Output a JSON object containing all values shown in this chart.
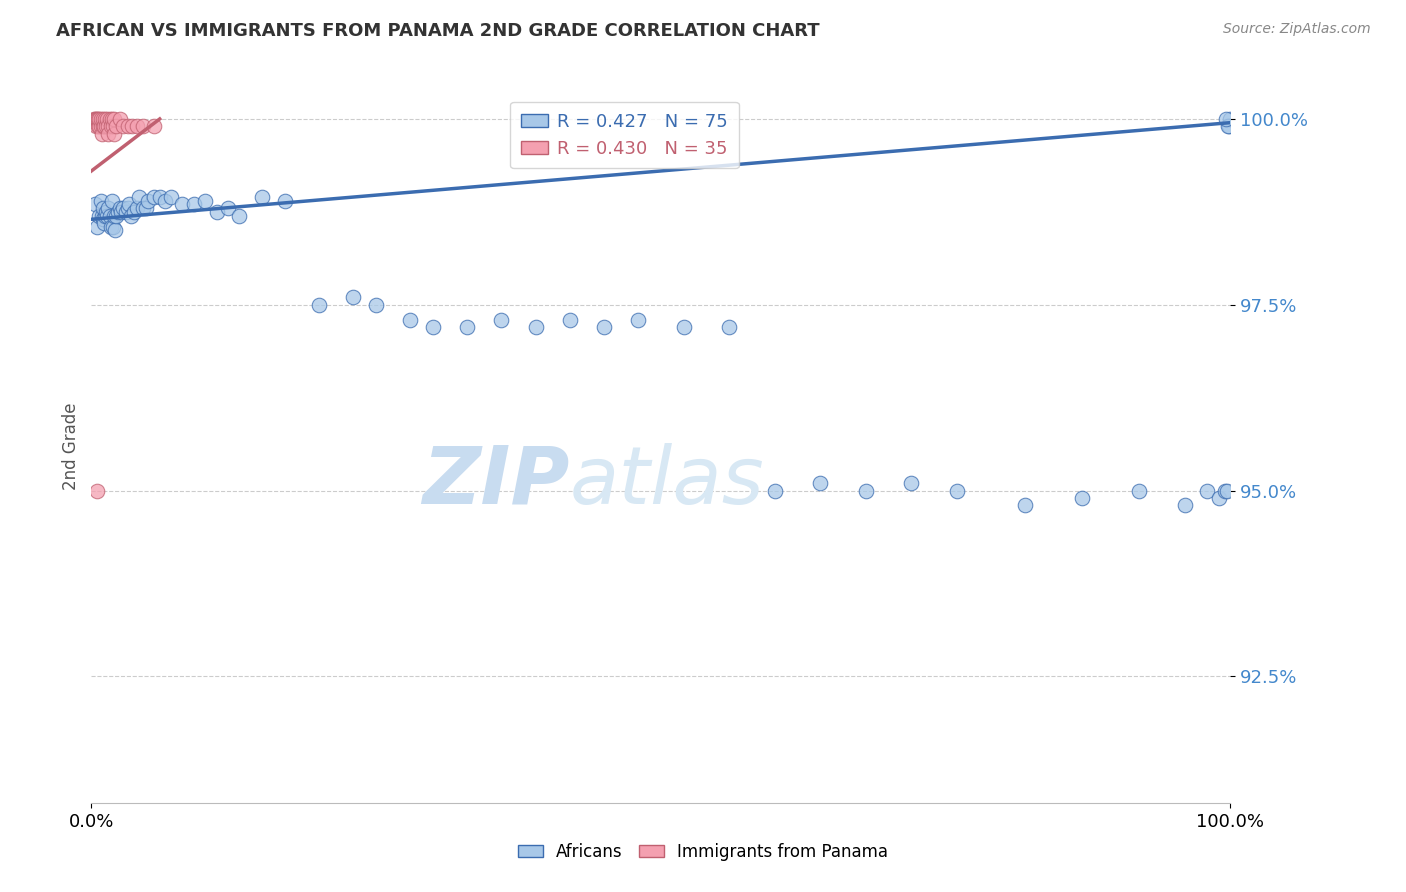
{
  "title": "AFRICAN VS IMMIGRANTS FROM PANAMA 2ND GRADE CORRELATION CHART",
  "source": "Source: ZipAtlas.com",
  "ylabel": "2nd Grade",
  "xlim": [
    0.0,
    1.0
  ],
  "ylim": [
    0.908,
    1.004
  ],
  "yticks": [
    0.925,
    0.95,
    0.975,
    1.0
  ],
  "ytick_labels": [
    "92.5%",
    "95.0%",
    "97.5%",
    "100.0%"
  ],
  "xtick_labels": [
    "0.0%",
    "100.0%"
  ],
  "xticks": [
    0.0,
    1.0
  ],
  "watermark_zip": "ZIP",
  "watermark_atlas": "atlas",
  "legend_blue_r": "R = 0.427",
  "legend_blue_n": "N = 75",
  "legend_pink_r": "R = 0.430",
  "legend_pink_n": "N = 35",
  "blue_scatter_x": [
    0.003,
    0.005,
    0.007,
    0.008,
    0.009,
    0.01,
    0.01,
    0.011,
    0.012,
    0.013,
    0.014,
    0.015,
    0.016,
    0.017,
    0.018,
    0.019,
    0.02,
    0.021,
    0.022,
    0.023,
    0.025,
    0.026,
    0.028,
    0.03,
    0.032,
    0.033,
    0.035,
    0.037,
    0.04,
    0.042,
    0.045,
    0.048,
    0.05,
    0.055,
    0.06,
    0.065,
    0.07,
    0.08,
    0.09,
    0.1,
    0.11,
    0.12,
    0.13,
    0.15,
    0.17,
    0.2,
    0.23,
    0.25,
    0.28,
    0.3,
    0.33,
    0.36,
    0.39,
    0.42,
    0.45,
    0.48,
    0.52,
    0.56,
    0.6,
    0.64,
    0.68,
    0.72,
    0.76,
    0.82,
    0.87,
    0.92,
    0.96,
    0.98,
    0.99,
    0.995,
    0.997,
    0.999,
    1.0,
    0.998,
    0.996
  ],
  "blue_scatter_y": [
    0.9885,
    0.9855,
    0.987,
    0.989,
    0.987,
    0.9865,
    0.988,
    0.986,
    0.987,
    0.9875,
    0.987,
    0.988,
    0.987,
    0.9855,
    0.989,
    0.9855,
    0.987,
    0.985,
    0.987,
    0.9875,
    0.988,
    0.9875,
    0.988,
    0.9875,
    0.988,
    0.9885,
    0.987,
    0.9875,
    0.988,
    0.9895,
    0.988,
    0.988,
    0.989,
    0.9895,
    0.9895,
    0.989,
    0.9895,
    0.9885,
    0.9885,
    0.989,
    0.9875,
    0.988,
    0.987,
    0.9895,
    0.989,
    0.975,
    0.976,
    0.975,
    0.973,
    0.972,
    0.972,
    0.973,
    0.972,
    0.973,
    0.972,
    0.973,
    0.972,
    0.972,
    0.95,
    0.951,
    0.95,
    0.951,
    0.95,
    0.948,
    0.949,
    0.95,
    0.948,
    0.95,
    0.949,
    0.95,
    0.95,
    0.999,
    1.0,
    0.999,
    1.0
  ],
  "pink_scatter_x": [
    0.002,
    0.003,
    0.004,
    0.004,
    0.005,
    0.006,
    0.006,
    0.007,
    0.007,
    0.008,
    0.008,
    0.009,
    0.01,
    0.01,
    0.011,
    0.012,
    0.013,
    0.014,
    0.015,
    0.015,
    0.016,
    0.017,
    0.018,
    0.019,
    0.02,
    0.02,
    0.022,
    0.025,
    0.028,
    0.032,
    0.036,
    0.04,
    0.045,
    0.055,
    0.005
  ],
  "pink_scatter_y": [
    1.0,
    1.0,
    0.999,
    1.0,
    1.0,
    0.999,
    1.0,
    0.999,
    1.0,
    0.999,
    1.0,
    0.998,
    0.999,
    1.0,
    0.999,
    1.0,
    0.999,
    1.0,
    0.999,
    0.998,
    1.0,
    0.999,
    1.0,
    0.999,
    1.0,
    0.998,
    0.999,
    1.0,
    0.999,
    0.999,
    0.999,
    0.999,
    0.999,
    0.999,
    0.95
  ],
  "blue_line_x": [
    0.0,
    1.0
  ],
  "blue_line_y": [
    0.9865,
    0.9995
  ],
  "pink_line_x": [
    0.0,
    0.06
  ],
  "pink_line_y": [
    0.993,
    1.0
  ],
  "blue_color": "#A8C8E8",
  "pink_color": "#F4A0B0",
  "blue_line_color": "#3B6CB0",
  "pink_line_color": "#C06070",
  "grid_color": "#CCCCCC",
  "watermark_color_zip": "#C8DCF0",
  "watermark_color_atlas": "#C8DCF0",
  "title_color": "#333333",
  "axis_label_color": "#555555",
  "right_tick_color": "#4488CC"
}
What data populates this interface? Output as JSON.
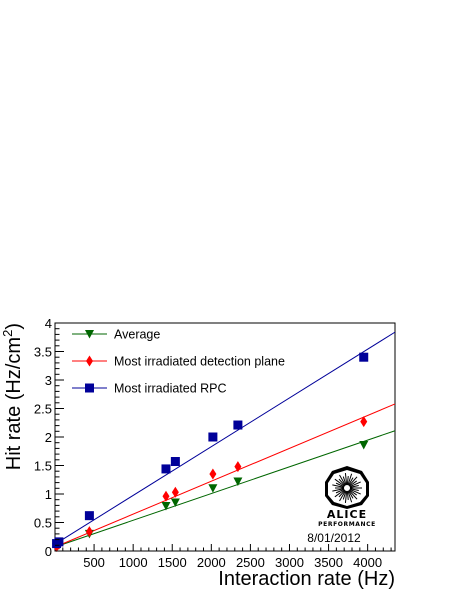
{
  "chart_data": {
    "type": "scatter",
    "xlabel": "Interaction rate (Hz)",
    "ylabel_main": "Hit rate (Hz/cm",
    "ylabel_sup": "2",
    "ylabel_tail": ")",
    "xlim": [
      0,
      4350
    ],
    "ylim": [
      0,
      4
    ],
    "x_ticks": [
      500,
      1000,
      1500,
      2000,
      2500,
      3000,
      3500,
      4000
    ],
    "y_ticks": [
      0,
      0.5,
      1,
      1.5,
      2,
      2.5,
      3,
      3.5,
      4
    ],
    "y_tick_labels": [
      "0",
      "0.5",
      "1",
      "1.5",
      "2",
      "2.5",
      "3",
      "3.5",
      "4"
    ],
    "legend_position": "top-left",
    "series": [
      {
        "name": "Average",
        "marker": "triangle-down",
        "color": "#006600",
        "x": [
          20,
          50,
          440,
          1420,
          1540,
          2020,
          2340,
          3950
        ],
        "y": [
          0.07,
          0.1,
          0.3,
          0.79,
          0.85,
          1.1,
          1.22,
          1.86
        ],
        "fit": {
          "x": [
            0,
            4350
          ],
          "y": [
            0.07,
            2.11
          ]
        }
      },
      {
        "name": "Most irradiated detection plane",
        "marker": "diamond",
        "color": "#ff0000",
        "x": [
          20,
          50,
          440,
          1420,
          1540,
          2020,
          2340,
          3950
        ],
        "y": [
          0.08,
          0.12,
          0.34,
          0.96,
          1.03,
          1.35,
          1.48,
          2.27
        ],
        "fit": {
          "x": [
            0,
            4350
          ],
          "y": [
            0.07,
            2.58
          ]
        }
      },
      {
        "name": "Most irradiated RPC",
        "marker": "square",
        "color": "#000099",
        "x": [
          20,
          50,
          440,
          1420,
          1540,
          2020,
          2340,
          3950
        ],
        "y": [
          0.13,
          0.16,
          0.62,
          1.44,
          1.57,
          2.0,
          2.21,
          3.4
        ],
        "fit": {
          "x": [
            0,
            4350
          ],
          "y": [
            0.12,
            3.84
          ]
        }
      }
    ],
    "logo": {
      "name": "ALICE",
      "subtitle": "PERFORMANCE"
    },
    "date": "8/01/2012"
  }
}
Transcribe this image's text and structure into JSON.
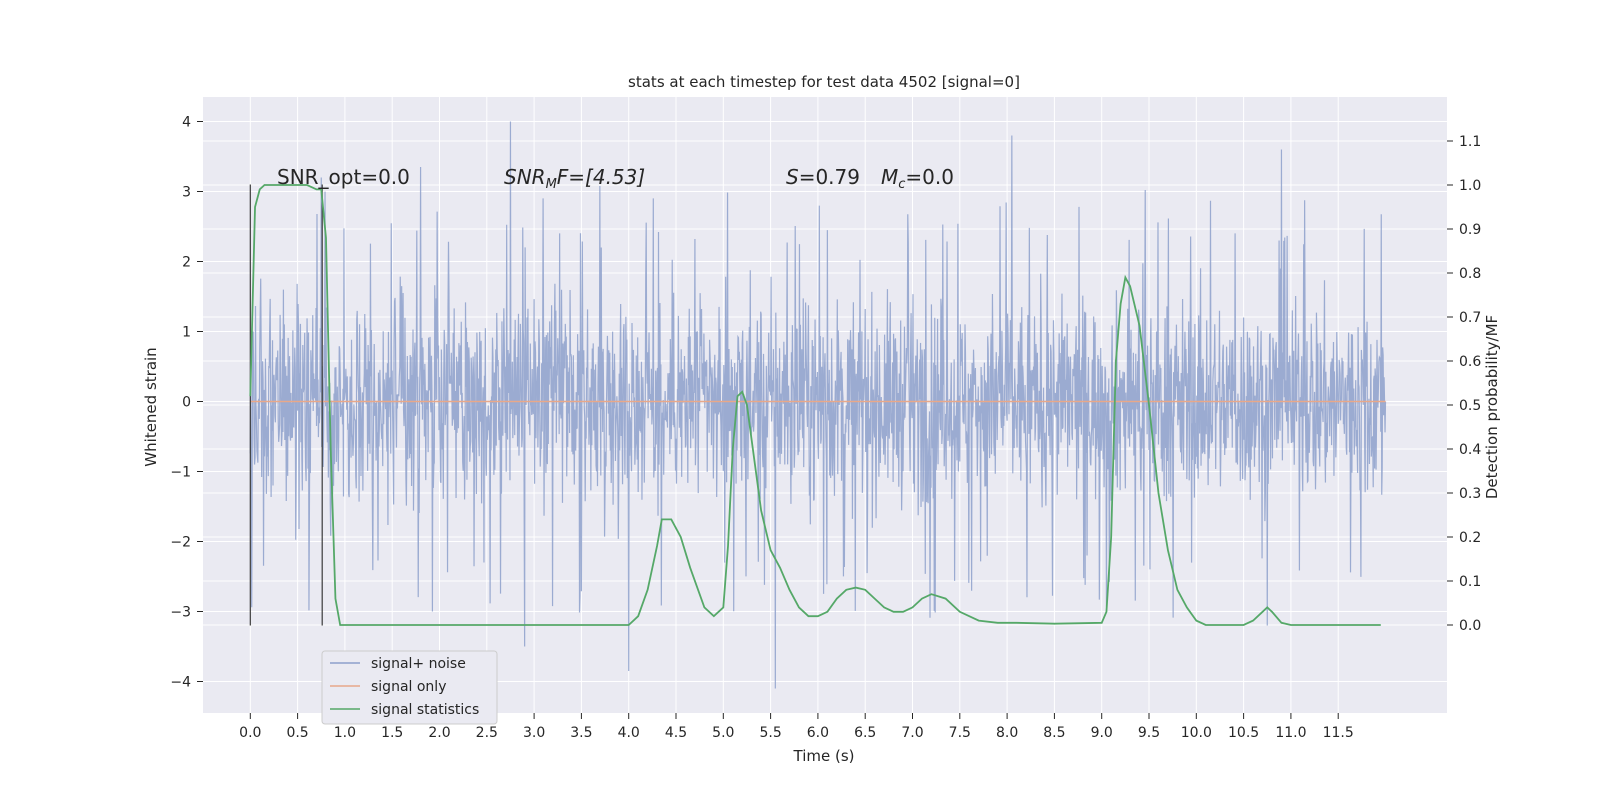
{
  "chart_data": {
    "type": "line",
    "title": "stats at each timestep for test data 4502 [signal=0]",
    "xlabel": "Time (s)",
    "ylabel_left": "Whitened strain",
    "ylabel_right": "Detection probability/MF",
    "xlim": [
      -0.5,
      12.65
    ],
    "ylim_left": [
      -4.45,
      4.35
    ],
    "ylim_right": [
      -0.2,
      1.2
    ],
    "x_ticks": [
      "0.0",
      "0.5",
      "1.0",
      "1.5",
      "2.0",
      "2.5",
      "3.0",
      "3.5",
      "4.0",
      "4.5",
      "5.0",
      "5.5",
      "6.0",
      "6.5",
      "7.0",
      "7.5",
      "8.0",
      "8.5",
      "9.0",
      "9.5",
      "10.0",
      "10.5",
      "11.0",
      "11.5"
    ],
    "x_tick_values": [
      0.0,
      0.5,
      1.0,
      1.5,
      2.0,
      2.5,
      3.0,
      3.5,
      4.0,
      4.5,
      5.0,
      5.5,
      6.0,
      6.5,
      7.0,
      7.5,
      8.0,
      8.5,
      9.0,
      9.5,
      10.0,
      10.5,
      11.0,
      11.5
    ],
    "y_ticks_left": [
      "4",
      "3",
      "2",
      "1",
      "0",
      "−1",
      "−2",
      "−3",
      "−4"
    ],
    "y_tick_values_left": [
      4,
      3,
      2,
      1,
      0,
      -1,
      -2,
      -3,
      -4
    ],
    "y_ticks_right": [
      "1.1",
      "1.0",
      "0.9",
      "0.8",
      "0.7",
      "0.6",
      "0.5",
      "0.4",
      "0.3",
      "0.2",
      "0.1",
      "0.0"
    ],
    "y_tick_values_right": [
      1.1,
      1.0,
      0.9,
      0.8,
      0.7,
      0.6,
      0.5,
      0.4,
      0.3,
      0.2,
      0.1,
      0.0
    ],
    "grid": true,
    "legend_position": "lower-left",
    "annotations": {
      "snr_opt": "SNR_opt=0.0",
      "snr_mf_base": "SNR",
      "snr_mf_sub": "M",
      "snr_mf_tail": "F=[4.53]",
      "s_label": "S",
      "s_value": "=0.79",
      "mc_label": "M",
      "mc_sub": "c",
      "mc_value": "=0.0"
    },
    "vertical_markers": [
      0.0,
      0.76
    ],
    "series": [
      {
        "name": "signal+ noise",
        "color": "#8da0cb",
        "axis": "left",
        "x_range": [
          0.0,
          12.0
        ],
        "envelope_typical": [
          -1.9,
          1.9
        ],
        "notable_peaks": [
          [
            0.75,
            3.2
          ],
          [
            1.8,
            3.35
          ],
          [
            2.75,
            4.0
          ],
          [
            8.05,
            3.8
          ],
          [
            10.9,
            3.6
          ],
          [
            2.9,
            -3.5
          ],
          [
            4.0,
            -3.85
          ],
          [
            5.55,
            -4.1
          ],
          [
            10.75,
            -3.2
          ]
        ]
      },
      {
        "name": "signal only",
        "color": "#e8a88a",
        "axis": "left",
        "x": [
          0.0,
          12.0
        ],
        "y": [
          0.0,
          0.0
        ]
      },
      {
        "name": "signal statistics",
        "color": "#55a868",
        "axis": "right",
        "x": [
          0.0,
          0.05,
          0.1,
          0.15,
          0.2,
          0.3,
          0.4,
          0.5,
          0.6,
          0.7,
          0.75,
          0.8,
          0.85,
          0.9,
          0.95,
          1.0,
          1.5,
          2.0,
          3.0,
          3.5,
          4.0,
          4.1,
          4.2,
          4.3,
          4.35,
          4.45,
          4.55,
          4.65,
          4.8,
          4.9,
          5.0,
          5.05,
          5.1,
          5.15,
          5.2,
          5.25,
          5.3,
          5.4,
          5.5,
          5.6,
          5.7,
          5.8,
          5.9,
          6.0,
          6.1,
          6.2,
          6.3,
          6.4,
          6.5,
          6.6,
          6.7,
          6.8,
          6.9,
          7.0,
          7.1,
          7.2,
          7.35,
          7.5,
          7.7,
          7.9,
          8.1,
          8.5,
          9.0,
          9.05,
          9.1,
          9.15,
          9.2,
          9.25,
          9.3,
          9.4,
          9.5,
          9.6,
          9.7,
          9.8,
          9.9,
          10.0,
          10.1,
          10.3,
          10.5,
          10.6,
          10.7,
          10.75,
          10.8,
          10.9,
          11.0,
          11.5,
          11.95
        ],
        "y": [
          0.52,
          0.95,
          0.99,
          1.0,
          1.0,
          1.0,
          1.0,
          1.0,
          1.0,
          0.99,
          0.99,
          0.88,
          0.4,
          0.06,
          0.0,
          0.0,
          0.0,
          0.0,
          0.0,
          0.0,
          0.0,
          0.02,
          0.08,
          0.18,
          0.24,
          0.24,
          0.2,
          0.13,
          0.04,
          0.02,
          0.04,
          0.18,
          0.4,
          0.52,
          0.53,
          0.5,
          0.42,
          0.26,
          0.17,
          0.13,
          0.08,
          0.04,
          0.02,
          0.02,
          0.03,
          0.06,
          0.08,
          0.085,
          0.08,
          0.06,
          0.04,
          0.03,
          0.03,
          0.04,
          0.06,
          0.07,
          0.06,
          0.03,
          0.01,
          0.005,
          0.005,
          0.003,
          0.005,
          0.03,
          0.2,
          0.6,
          0.73,
          0.79,
          0.77,
          0.68,
          0.5,
          0.3,
          0.17,
          0.08,
          0.04,
          0.01,
          0.0,
          0.0,
          0.0,
          0.01,
          0.03,
          0.04,
          0.03,
          0.005,
          0.0,
          0.0,
          0.0
        ]
      }
    ]
  }
}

PROBLEM TO SOLVE: Return each line of the data that contains the string "rate".

SOLUTION FOR THIS PROBLEM:
    "xlabel": "Interaction rate (Hz)",
    "ylabel_main": "Hit rate (Hz/cm",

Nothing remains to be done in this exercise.